PROBLEM TO SOLVE: State the number of lines below in which the word "this" appears. Nothing else belongs in the answer.

SOURCE MATERIAL:
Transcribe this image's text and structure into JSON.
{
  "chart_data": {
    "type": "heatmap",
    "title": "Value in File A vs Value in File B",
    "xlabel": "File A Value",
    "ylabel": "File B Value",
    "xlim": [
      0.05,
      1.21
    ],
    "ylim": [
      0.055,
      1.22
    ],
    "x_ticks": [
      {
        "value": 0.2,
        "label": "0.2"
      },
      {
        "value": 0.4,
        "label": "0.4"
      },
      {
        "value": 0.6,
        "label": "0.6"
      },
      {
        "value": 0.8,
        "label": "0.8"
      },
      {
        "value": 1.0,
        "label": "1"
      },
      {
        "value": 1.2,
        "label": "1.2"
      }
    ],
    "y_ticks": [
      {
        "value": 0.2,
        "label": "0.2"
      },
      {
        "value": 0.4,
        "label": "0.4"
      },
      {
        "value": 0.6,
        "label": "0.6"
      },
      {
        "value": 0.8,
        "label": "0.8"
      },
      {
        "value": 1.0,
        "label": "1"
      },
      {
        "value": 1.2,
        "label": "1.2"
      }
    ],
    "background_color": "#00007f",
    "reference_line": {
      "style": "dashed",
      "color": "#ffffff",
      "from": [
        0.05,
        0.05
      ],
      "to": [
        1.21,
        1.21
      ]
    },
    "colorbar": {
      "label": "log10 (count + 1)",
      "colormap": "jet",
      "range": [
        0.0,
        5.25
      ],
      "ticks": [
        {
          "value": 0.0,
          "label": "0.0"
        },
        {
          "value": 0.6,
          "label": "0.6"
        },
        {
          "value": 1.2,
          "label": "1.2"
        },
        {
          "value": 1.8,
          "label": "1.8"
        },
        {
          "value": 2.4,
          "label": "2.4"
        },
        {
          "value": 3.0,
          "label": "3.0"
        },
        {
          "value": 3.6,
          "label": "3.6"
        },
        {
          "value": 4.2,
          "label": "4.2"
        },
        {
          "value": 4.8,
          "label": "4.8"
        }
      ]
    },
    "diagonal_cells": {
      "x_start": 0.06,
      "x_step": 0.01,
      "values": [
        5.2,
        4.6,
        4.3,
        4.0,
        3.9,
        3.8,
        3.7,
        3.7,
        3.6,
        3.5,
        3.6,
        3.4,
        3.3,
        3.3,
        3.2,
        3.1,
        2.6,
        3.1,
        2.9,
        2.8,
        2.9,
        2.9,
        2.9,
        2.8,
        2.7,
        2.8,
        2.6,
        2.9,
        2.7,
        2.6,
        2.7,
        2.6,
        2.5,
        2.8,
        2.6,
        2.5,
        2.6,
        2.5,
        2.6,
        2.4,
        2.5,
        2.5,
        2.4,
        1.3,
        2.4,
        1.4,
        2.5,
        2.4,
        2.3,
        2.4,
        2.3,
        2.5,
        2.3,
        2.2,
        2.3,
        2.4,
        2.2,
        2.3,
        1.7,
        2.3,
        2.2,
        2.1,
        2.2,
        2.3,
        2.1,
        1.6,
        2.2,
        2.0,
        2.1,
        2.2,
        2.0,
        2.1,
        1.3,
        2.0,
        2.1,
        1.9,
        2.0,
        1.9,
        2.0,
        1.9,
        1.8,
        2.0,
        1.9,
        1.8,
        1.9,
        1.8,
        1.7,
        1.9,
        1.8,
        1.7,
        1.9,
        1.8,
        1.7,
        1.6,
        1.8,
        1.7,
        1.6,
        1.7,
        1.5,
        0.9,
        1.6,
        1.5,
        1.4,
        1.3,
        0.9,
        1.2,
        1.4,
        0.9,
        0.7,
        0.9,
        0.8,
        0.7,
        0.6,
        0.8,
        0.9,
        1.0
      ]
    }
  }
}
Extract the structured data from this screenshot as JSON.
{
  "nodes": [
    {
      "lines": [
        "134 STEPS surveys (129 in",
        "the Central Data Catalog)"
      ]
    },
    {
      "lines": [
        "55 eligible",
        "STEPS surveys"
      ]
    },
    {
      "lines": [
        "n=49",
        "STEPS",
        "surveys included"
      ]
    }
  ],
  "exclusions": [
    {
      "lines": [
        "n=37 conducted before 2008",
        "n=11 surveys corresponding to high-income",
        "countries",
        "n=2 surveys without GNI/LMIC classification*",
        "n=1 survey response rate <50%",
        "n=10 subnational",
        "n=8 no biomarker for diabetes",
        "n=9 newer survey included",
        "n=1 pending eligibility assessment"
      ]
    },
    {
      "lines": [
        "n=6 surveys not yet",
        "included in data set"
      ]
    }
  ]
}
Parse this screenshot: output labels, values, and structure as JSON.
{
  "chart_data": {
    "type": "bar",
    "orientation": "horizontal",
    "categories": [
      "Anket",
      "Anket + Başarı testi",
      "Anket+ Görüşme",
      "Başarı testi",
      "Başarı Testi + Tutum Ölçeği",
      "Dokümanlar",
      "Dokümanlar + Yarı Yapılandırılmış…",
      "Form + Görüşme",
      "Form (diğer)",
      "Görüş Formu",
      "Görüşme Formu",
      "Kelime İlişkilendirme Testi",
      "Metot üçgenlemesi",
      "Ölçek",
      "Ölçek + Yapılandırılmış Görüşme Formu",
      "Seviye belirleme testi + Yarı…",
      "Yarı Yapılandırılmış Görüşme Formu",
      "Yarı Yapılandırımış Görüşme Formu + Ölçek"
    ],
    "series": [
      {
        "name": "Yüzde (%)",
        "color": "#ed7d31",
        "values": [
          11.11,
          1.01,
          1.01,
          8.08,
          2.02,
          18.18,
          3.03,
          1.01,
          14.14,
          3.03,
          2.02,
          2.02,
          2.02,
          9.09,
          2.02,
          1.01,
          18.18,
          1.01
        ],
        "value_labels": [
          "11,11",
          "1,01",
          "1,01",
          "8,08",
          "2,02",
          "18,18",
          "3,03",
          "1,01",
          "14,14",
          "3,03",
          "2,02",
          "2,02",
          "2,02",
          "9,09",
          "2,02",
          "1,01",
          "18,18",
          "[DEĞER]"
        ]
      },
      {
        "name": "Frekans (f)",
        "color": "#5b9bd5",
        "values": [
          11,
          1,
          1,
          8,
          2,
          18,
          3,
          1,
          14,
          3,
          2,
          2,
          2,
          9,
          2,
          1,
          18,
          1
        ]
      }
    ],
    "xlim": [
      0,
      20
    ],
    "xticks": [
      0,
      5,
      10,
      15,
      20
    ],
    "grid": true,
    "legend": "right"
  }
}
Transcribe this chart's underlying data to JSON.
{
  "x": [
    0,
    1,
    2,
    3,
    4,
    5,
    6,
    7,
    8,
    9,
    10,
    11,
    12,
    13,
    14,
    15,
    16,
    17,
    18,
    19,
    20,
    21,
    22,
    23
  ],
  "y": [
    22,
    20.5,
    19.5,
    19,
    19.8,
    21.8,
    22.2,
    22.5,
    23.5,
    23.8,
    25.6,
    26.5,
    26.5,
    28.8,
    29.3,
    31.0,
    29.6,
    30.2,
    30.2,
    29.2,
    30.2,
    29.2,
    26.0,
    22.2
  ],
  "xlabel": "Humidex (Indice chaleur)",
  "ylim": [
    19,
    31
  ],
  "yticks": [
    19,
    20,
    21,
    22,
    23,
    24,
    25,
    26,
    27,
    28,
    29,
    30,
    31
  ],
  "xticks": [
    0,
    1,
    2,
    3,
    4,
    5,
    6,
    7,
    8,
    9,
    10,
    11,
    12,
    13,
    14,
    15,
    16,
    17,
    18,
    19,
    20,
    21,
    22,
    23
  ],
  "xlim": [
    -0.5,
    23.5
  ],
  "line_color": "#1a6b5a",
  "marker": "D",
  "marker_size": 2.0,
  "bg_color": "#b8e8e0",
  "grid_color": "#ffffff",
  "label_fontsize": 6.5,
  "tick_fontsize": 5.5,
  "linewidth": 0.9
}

REPLY TO THE EXERCISE: 4